> Written instruction:
Every line below that holds the string "Output" should be copied out.

> Records supplied:
_ _ _ _ _ _ _

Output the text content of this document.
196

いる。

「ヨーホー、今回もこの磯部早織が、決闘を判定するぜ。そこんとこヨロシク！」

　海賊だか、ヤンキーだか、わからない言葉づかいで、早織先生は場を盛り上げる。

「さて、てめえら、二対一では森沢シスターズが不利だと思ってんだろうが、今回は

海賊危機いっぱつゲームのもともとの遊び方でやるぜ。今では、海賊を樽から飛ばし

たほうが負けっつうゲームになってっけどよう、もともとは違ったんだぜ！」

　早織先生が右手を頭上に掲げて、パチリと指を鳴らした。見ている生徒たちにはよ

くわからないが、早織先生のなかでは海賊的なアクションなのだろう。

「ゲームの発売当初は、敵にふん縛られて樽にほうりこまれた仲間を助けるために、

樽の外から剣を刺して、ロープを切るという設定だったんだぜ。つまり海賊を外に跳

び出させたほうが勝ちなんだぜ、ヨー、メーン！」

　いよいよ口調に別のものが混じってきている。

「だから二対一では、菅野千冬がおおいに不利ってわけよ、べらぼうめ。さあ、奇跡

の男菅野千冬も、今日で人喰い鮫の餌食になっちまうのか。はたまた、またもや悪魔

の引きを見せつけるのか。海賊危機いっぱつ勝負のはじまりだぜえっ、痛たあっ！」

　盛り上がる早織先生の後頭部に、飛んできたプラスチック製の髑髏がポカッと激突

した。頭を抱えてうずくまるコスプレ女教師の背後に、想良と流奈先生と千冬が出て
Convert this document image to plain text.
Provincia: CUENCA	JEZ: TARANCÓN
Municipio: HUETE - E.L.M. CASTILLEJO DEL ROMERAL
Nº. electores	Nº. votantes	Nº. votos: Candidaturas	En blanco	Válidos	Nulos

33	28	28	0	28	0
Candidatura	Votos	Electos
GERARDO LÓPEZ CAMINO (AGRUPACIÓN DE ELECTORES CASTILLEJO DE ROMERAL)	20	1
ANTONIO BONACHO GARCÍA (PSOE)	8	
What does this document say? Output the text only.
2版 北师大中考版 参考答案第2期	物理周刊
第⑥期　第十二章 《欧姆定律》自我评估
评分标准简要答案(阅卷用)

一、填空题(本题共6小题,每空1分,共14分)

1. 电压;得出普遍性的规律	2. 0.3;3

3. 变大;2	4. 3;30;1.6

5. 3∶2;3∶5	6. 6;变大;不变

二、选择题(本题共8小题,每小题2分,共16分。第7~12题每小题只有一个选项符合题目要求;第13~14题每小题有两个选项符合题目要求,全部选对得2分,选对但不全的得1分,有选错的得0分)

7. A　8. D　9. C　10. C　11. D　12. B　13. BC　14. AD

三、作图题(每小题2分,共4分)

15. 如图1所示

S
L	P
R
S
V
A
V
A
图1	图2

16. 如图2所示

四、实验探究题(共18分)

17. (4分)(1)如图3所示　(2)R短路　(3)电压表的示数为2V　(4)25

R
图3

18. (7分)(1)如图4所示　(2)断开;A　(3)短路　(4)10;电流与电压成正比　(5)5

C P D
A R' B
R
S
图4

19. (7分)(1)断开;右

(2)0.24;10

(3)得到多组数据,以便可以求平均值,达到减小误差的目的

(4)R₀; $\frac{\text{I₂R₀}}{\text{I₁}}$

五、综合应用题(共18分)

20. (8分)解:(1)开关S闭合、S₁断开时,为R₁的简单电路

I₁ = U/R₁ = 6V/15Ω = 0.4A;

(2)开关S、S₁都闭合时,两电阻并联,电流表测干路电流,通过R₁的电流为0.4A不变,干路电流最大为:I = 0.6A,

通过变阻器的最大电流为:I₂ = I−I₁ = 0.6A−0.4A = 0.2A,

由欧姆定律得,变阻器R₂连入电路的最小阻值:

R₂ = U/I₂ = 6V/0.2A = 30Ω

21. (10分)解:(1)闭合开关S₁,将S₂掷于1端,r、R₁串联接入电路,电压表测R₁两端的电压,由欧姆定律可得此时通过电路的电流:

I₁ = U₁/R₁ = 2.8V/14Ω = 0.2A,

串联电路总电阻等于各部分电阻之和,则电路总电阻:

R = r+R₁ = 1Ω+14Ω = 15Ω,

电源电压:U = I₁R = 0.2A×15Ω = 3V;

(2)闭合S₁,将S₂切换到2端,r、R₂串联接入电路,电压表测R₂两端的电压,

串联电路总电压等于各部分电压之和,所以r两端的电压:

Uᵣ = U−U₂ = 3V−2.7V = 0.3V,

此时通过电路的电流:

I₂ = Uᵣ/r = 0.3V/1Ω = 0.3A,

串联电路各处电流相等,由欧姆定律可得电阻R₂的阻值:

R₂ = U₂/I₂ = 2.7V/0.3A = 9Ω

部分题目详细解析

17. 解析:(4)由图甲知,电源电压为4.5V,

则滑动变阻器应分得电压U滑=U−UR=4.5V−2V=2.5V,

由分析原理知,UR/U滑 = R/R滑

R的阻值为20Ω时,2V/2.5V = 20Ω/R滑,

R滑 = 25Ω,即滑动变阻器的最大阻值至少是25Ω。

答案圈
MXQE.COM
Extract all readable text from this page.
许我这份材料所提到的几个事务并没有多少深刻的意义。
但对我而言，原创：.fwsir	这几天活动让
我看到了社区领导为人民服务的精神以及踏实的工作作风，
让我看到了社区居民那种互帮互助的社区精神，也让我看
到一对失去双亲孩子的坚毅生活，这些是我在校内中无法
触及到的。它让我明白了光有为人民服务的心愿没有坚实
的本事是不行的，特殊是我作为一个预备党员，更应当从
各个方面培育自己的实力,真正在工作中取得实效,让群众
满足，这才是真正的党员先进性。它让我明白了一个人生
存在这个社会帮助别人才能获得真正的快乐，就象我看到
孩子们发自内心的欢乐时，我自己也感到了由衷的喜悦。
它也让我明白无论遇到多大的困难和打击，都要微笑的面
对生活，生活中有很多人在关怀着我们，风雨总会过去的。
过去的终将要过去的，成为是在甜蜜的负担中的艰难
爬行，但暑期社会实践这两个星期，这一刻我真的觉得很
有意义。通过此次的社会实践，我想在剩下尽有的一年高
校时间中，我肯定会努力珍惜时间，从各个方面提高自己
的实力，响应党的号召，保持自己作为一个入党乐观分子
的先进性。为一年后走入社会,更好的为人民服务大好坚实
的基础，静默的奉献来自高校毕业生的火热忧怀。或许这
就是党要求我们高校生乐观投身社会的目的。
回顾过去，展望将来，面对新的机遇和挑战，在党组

_ _ _ _ _ _ _

> Finished exercise:
Output the text content of this document.
What does this document say? Output the text only.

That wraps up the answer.